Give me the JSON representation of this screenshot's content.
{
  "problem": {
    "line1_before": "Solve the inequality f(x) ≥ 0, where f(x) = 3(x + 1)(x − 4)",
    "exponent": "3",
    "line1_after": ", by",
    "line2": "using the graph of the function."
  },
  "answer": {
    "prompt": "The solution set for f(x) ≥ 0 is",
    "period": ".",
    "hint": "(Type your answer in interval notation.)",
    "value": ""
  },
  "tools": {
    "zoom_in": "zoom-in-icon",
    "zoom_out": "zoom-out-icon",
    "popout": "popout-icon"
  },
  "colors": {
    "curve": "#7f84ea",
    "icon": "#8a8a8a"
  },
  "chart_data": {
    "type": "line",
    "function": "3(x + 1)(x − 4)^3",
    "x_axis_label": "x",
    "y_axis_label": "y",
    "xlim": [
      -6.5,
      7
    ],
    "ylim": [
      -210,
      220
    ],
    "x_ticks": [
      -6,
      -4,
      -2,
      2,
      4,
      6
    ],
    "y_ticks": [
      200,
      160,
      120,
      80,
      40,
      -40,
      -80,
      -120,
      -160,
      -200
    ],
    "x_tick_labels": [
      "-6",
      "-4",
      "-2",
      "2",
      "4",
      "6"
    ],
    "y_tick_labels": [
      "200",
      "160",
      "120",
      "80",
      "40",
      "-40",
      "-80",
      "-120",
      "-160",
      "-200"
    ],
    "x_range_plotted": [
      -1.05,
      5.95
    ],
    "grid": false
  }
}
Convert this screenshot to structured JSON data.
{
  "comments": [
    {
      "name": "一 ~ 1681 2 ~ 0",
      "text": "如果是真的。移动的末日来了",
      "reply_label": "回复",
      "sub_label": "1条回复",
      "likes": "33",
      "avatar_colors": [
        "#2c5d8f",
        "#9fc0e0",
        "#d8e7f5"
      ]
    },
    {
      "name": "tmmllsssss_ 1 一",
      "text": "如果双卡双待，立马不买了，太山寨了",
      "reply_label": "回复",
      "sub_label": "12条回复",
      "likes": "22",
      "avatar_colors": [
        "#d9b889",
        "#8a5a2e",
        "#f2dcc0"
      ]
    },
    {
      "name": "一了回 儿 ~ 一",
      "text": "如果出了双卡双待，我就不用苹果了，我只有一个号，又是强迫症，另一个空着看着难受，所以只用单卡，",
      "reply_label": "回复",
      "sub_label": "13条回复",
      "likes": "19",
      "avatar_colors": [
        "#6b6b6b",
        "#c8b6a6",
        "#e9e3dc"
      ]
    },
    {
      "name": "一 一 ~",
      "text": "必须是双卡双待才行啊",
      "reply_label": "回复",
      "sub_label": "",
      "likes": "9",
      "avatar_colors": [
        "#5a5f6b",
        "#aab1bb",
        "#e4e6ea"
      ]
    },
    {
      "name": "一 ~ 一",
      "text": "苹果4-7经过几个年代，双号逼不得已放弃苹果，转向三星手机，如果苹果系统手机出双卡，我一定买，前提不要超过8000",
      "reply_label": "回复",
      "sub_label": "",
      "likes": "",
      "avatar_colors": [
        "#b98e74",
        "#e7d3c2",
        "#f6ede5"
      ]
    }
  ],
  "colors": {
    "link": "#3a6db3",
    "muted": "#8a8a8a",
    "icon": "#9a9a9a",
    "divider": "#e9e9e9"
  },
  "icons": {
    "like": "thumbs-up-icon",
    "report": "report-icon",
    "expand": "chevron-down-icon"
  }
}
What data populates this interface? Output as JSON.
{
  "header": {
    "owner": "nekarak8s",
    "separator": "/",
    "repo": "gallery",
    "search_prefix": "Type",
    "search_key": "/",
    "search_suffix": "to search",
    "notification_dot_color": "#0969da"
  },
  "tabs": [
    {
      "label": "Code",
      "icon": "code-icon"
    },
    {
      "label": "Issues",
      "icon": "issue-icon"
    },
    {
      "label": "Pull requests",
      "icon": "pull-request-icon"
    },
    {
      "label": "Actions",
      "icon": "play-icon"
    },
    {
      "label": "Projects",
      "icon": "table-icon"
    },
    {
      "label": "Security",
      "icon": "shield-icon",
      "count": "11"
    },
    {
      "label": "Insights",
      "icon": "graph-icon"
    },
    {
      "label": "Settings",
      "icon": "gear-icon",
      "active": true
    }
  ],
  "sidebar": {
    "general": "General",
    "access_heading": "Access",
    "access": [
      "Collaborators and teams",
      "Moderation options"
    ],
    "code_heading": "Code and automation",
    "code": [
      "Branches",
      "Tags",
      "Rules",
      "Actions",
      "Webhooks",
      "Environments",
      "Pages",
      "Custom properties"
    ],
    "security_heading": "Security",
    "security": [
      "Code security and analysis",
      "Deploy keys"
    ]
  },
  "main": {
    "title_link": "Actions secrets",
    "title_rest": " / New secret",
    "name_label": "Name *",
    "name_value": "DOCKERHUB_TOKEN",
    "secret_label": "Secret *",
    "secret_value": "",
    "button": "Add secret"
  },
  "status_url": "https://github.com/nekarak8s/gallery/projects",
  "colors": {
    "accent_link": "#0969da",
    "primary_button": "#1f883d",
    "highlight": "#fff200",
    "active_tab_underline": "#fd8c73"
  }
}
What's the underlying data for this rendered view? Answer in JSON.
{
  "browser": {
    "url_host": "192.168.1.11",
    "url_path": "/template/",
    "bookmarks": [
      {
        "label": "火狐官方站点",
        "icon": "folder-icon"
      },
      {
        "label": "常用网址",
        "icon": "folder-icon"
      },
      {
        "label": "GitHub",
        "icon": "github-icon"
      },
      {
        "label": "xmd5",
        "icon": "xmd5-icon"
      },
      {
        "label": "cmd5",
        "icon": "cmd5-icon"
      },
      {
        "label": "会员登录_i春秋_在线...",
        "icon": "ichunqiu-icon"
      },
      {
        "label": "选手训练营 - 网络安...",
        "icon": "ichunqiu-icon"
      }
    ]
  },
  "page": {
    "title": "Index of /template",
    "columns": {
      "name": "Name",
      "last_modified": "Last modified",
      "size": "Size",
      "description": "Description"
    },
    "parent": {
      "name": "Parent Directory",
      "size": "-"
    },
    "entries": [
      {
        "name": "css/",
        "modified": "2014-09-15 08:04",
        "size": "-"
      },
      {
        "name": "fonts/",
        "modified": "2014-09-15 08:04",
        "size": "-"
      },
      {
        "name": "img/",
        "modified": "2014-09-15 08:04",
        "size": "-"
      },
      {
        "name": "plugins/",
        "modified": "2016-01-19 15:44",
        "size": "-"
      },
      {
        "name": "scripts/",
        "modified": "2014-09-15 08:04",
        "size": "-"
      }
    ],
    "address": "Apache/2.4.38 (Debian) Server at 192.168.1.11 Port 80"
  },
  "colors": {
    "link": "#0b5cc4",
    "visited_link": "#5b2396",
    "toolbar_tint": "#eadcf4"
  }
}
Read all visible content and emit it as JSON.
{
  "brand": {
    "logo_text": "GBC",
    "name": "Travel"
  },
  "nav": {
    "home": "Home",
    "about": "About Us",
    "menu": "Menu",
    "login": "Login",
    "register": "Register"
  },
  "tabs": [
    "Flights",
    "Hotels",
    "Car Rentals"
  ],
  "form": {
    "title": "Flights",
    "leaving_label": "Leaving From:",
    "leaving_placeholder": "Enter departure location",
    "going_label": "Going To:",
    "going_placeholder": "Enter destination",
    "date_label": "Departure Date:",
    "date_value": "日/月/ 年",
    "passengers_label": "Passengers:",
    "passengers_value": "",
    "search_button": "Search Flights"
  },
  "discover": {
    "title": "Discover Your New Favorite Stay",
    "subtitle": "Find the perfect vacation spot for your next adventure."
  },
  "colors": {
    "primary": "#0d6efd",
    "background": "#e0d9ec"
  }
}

• What you should do:
Count the lines in the material above where the string "content" appears, then state only that count.

• In response:
2